EXERCISE PROMPT - Below are some entries; can you quote all of them exactly?

TASK INPUTS -
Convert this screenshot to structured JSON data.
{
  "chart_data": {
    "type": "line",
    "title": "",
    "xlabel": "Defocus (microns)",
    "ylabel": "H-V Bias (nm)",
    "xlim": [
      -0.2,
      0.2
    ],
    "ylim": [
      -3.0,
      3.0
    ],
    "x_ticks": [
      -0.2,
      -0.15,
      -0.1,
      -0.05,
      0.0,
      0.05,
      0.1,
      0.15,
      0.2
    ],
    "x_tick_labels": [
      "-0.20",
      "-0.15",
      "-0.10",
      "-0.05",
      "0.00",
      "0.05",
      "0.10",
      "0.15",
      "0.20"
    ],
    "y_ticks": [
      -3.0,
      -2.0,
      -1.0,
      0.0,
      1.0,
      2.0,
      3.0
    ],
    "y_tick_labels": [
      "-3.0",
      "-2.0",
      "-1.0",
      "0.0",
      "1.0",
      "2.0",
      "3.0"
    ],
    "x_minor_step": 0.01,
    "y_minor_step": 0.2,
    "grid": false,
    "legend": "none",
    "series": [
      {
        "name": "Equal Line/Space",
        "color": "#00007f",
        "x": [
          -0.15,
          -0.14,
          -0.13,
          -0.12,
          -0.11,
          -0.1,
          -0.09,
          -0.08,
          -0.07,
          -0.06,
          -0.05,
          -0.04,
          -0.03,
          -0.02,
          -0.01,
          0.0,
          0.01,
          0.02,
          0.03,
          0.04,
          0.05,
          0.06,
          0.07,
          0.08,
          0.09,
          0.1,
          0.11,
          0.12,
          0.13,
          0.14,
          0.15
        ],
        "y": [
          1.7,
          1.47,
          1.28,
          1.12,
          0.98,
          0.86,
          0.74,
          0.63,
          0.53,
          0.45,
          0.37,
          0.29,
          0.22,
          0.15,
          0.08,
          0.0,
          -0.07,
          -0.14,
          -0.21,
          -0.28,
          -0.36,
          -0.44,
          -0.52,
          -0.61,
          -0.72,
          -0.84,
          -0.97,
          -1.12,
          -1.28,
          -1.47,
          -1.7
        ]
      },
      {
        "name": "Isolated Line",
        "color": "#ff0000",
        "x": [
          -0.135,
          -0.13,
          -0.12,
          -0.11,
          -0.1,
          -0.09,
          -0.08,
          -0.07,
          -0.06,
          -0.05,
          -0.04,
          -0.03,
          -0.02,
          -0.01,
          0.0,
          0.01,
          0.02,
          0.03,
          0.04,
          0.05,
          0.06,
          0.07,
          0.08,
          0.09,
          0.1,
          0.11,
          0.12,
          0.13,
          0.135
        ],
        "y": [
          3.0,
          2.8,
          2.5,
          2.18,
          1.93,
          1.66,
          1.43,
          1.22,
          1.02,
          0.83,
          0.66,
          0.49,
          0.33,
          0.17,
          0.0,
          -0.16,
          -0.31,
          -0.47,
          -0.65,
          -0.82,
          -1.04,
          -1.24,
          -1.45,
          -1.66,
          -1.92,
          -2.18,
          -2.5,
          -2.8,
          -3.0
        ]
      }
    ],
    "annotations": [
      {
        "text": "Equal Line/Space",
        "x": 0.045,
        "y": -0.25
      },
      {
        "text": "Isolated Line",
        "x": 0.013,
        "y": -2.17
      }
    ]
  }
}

THE SOLUTION -
Convert this screenshot to structured JSON data.
{
  "chart_data": {
    "type": "line",
    "title": "",
    "xlabel": "Defocus (microns)",
    "ylabel": "H-V Bias (nm)",
    "xlim": [
      -0.2,
      0.2
    ],
    "ylim": [
      -3.0,
      3.0
    ],
    "x_ticks": [
      -0.2,
      -0.15,
      -0.1,
      -0.05,
      0.0,
      0.05,
      0.1,
      0.15,
      0.2
    ],
    "x_tick_labels": [
      "-0.20",
      "-0.15",
      "-0.10",
      "-0.05",
      "0.00",
      "0.05",
      "0.10",
      "0.15",
      "0.20"
    ],
    "y_ticks": [
      -3.0,
      -2.0,
      -1.0,
      0.0,
      1.0,
      2.0,
      3.0
    ],
    "y_tick_labels": [
      "-3.0",
      "-2.0",
      "-1.0",
      "0.0",
      "1.0",
      "2.0",
      "3.0"
    ],
    "x_minor_step": 0.01,
    "y_minor_step": 0.2,
    "grid": false,
    "legend": "none",
    "series": [
      {
        "name": "Equal Line/Space",
        "color": "#00007f",
        "x": [
          -0.15,
          -0.14,
          -0.13,
          -0.12,
          -0.11,
          -0.1,
          -0.09,
          -0.08,
          -0.07,
          -0.06,
          -0.05,
          -0.04,
          -0.03,
          -0.02,
          -0.01,
          0.0,
          0.01,
          0.02,
          0.03,
          0.04,
          0.05,
          0.06,
          0.07,
          0.08,
          0.09,
          0.1,
          0.11,
          0.12,
          0.13,
          0.14,
          0.15
        ],
        "y": [
          1.7,
          1.47,
          1.28,
          1.12,
          0.98,
          0.86,
          0.74,
          0.63,
          0.53,
          0.45,
          0.37,
          0.29,
          0.22,
          0.15,
          0.08,
          0.0,
          -0.07,
          -0.14,
          -0.21,
          -0.28,
          -0.36,
          -0.44,
          -0.52,
          -0.61,
          -0.72,
          -0.84,
          -0.97,
          -1.12,
          -1.28,
          -1.47,
          -1.7
        ]
      },
      {
        "name": "Isolated Line",
        "color": "#ff0000",
        "x": [
          -0.135,
          -0.13,
          -0.12,
          -0.11,
          -0.1,
          -0.09,
          -0.08,
          -0.07,
          -0.06,
          -0.05,
          -0.04,
          -0.03,
          -0.02,
          -0.01,
          0.0,
          0.01,
          0.02,
          0.03,
          0.04,
          0.05,
          0.06,
          0.07,
          0.08,
          0.09,
          0.1,
          0.11,
          0.12,
          0.13,
          0.135
        ],
        "y": [
          3.0,
          2.8,
          2.5,
          2.18,
          1.93,
          1.66,
          1.43,
          1.22,
          1.02,
          0.83,
          0.66,
          0.49,
          0.33,
          0.17,
          0.0,
          -0.16,
          -0.31,
          -0.47,
          -0.65,
          -0.82,
          -1.04,
          -1.24,
          -1.45,
          -1.66,
          -1.92,
          -2.18,
          -2.5,
          -2.8,
          -3.0
        ]
      }
    ],
    "annotations": [
      {
        "text": "Equal Line/Space",
        "x": 0.045,
        "y": -0.25
      },
      {
        "text": "Isolated Line",
        "x": 0.013,
        "y": -2.17
      }
    ]
  }
}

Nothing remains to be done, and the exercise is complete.